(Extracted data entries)
····················
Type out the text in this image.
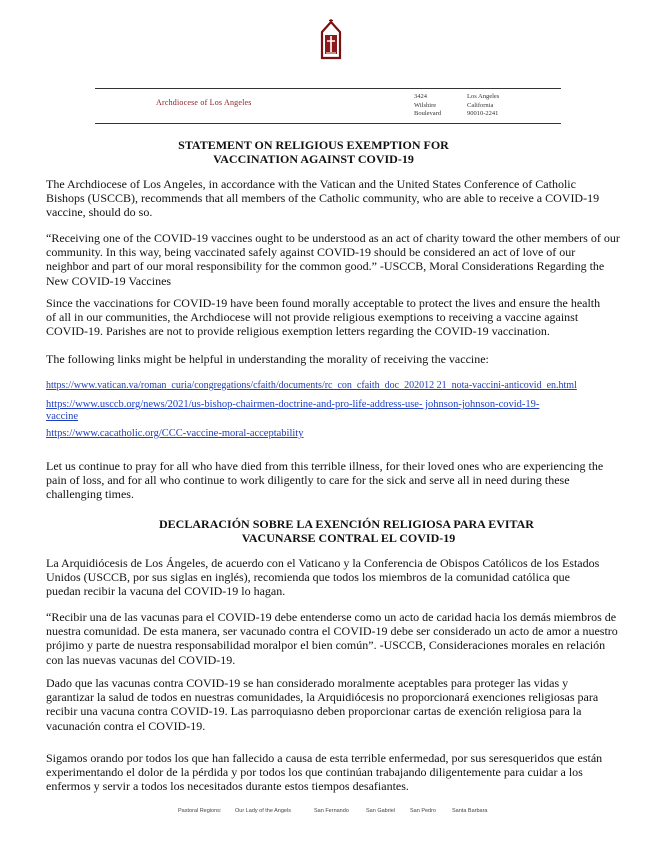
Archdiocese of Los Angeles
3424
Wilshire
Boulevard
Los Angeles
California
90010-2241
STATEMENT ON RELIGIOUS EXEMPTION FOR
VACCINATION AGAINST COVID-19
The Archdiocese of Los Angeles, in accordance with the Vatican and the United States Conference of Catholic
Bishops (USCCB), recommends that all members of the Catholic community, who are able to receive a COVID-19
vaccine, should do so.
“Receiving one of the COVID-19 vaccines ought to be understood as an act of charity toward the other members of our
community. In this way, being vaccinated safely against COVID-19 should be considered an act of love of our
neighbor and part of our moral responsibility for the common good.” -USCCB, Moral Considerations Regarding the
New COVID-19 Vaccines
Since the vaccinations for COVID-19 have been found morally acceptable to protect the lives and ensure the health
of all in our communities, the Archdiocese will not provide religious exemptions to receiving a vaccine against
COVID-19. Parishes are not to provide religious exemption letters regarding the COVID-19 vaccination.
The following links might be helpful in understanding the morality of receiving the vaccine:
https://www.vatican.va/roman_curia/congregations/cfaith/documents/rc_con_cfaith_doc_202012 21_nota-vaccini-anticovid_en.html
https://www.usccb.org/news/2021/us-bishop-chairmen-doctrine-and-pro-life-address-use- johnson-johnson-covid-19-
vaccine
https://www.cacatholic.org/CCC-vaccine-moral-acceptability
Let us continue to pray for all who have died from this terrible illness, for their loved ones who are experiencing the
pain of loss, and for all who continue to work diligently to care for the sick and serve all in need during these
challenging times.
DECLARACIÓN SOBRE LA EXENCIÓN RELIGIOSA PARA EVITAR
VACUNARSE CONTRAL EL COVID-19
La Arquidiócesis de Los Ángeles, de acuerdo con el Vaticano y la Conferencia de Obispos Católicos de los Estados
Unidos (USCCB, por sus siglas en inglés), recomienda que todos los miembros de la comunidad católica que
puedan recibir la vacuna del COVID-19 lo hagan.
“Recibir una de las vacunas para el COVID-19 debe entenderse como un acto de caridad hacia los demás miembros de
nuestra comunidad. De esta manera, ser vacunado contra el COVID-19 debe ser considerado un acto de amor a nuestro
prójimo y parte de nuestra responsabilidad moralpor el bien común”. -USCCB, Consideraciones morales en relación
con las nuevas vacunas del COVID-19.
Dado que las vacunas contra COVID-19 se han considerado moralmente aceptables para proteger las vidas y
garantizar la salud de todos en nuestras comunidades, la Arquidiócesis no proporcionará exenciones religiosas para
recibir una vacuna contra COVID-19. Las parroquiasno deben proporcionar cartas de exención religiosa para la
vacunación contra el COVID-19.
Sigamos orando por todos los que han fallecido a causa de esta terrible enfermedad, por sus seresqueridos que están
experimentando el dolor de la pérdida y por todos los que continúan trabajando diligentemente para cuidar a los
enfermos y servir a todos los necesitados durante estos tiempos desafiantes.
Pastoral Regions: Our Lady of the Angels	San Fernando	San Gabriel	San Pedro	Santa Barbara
····················
**WHAT THE TASK ASKS**
Leave the pictures out and reproduce all of the records exactly.

**EXPECTED OUTPUT**
Type out the text in this image.
Archdiocese of Los Angeles
3424
Wilshire
Boulevard
Los Angeles
California
90010-2241
STATEMENT ON RELIGIOUS EXEMPTION FOR
VACCINATION AGAINST COVID-19
The Archdiocese of Los Angeles, in accordance with the Vatican and the United States Conference of Catholic
Bishops (USCCB), recommends that all members of the Catholic community, who are able to receive a COVID-19
vaccine, should do so.
“Receiving one of the COVID-19 vaccines ought to be understood as an act of charity toward the other members of our
community. In this way, being vaccinated safely against COVID-19 should be considered an act of love of our
neighbor and part of our moral responsibility for the common good.” -USCCB, Moral Considerations Regarding the
New COVID-19 Vaccines
Since the vaccinations for COVID-19 have been found morally acceptable to protect the lives and ensure the health
of all in our communities, the Archdiocese will not provide religious exemptions to receiving a vaccine against
COVID-19. Parishes are not to provide religious exemption letters regarding the COVID-19 vaccination.
The following links might be helpful in understanding the morality of receiving the vaccine:
https://www.vatican.va/roman_curia/congregations/cfaith/documents/rc_con_cfaith_doc_202012 21_nota-vaccini-anticovid_en.html
https://www.usccb.org/news/2021/us-bishop-chairmen-doctrine-and-pro-life-address-use- johnson-johnson-covid-19-
vaccine
https://www.cacatholic.org/CCC-vaccine-moral-acceptability
Let us continue to pray for all who have died from this terrible illness, for their loved ones who are experiencing the
pain of loss, and for all who continue to work diligently to care for the sick and serve all in need during these
challenging times.
DECLARACIÓN SOBRE LA EXENCIÓN RELIGIOSA PARA EVITAR
VACUNARSE CONTRAL EL COVID-19
La Arquidiócesis de Los Ángeles, de acuerdo con el Vaticano y la Conferencia de Obispos Católicos de los Estados
Unidos (USCCB, por sus siglas en inglés), recomienda que todos los miembros de la comunidad católica que
puedan recibir la vacuna del COVID-19 lo hagan.
“Recibir una de las vacunas para el COVID-19 debe entenderse como un acto de caridad hacia los demás miembros de
nuestra comunidad. De esta manera, ser vacunado contra el COVID-19 debe ser considerado un acto de amor a nuestro
prójimo y parte de nuestra responsabilidad moralpor el bien común”. -USCCB, Consideraciones morales en relación
con las nuevas vacunas del COVID-19.
Dado que las vacunas contra COVID-19 se han considerado moralmente aceptables para proteger las vidas y
garantizar la salud de todos en nuestras comunidades, la Arquidiócesis no proporcionará exenciones religiosas para
recibir una vacuna contra COVID-19. Las parroquiasno deben proporcionar cartas de exención religiosa para la
vacunación contra el COVID-19.
Sigamos orando por todos los que han fallecido a causa de esta terrible enfermedad, por sus seresqueridos que están
experimentando el dolor de la pérdida y por todos los que continúan trabajando diligentemente para cuidar a los
enfermos y servir a todos los necesitados durante estos tiempos desafiantes.
Pastoral Regions: Our Lady of the Angels	San Fernando	San Gabriel	San Pedro	Santa Barbara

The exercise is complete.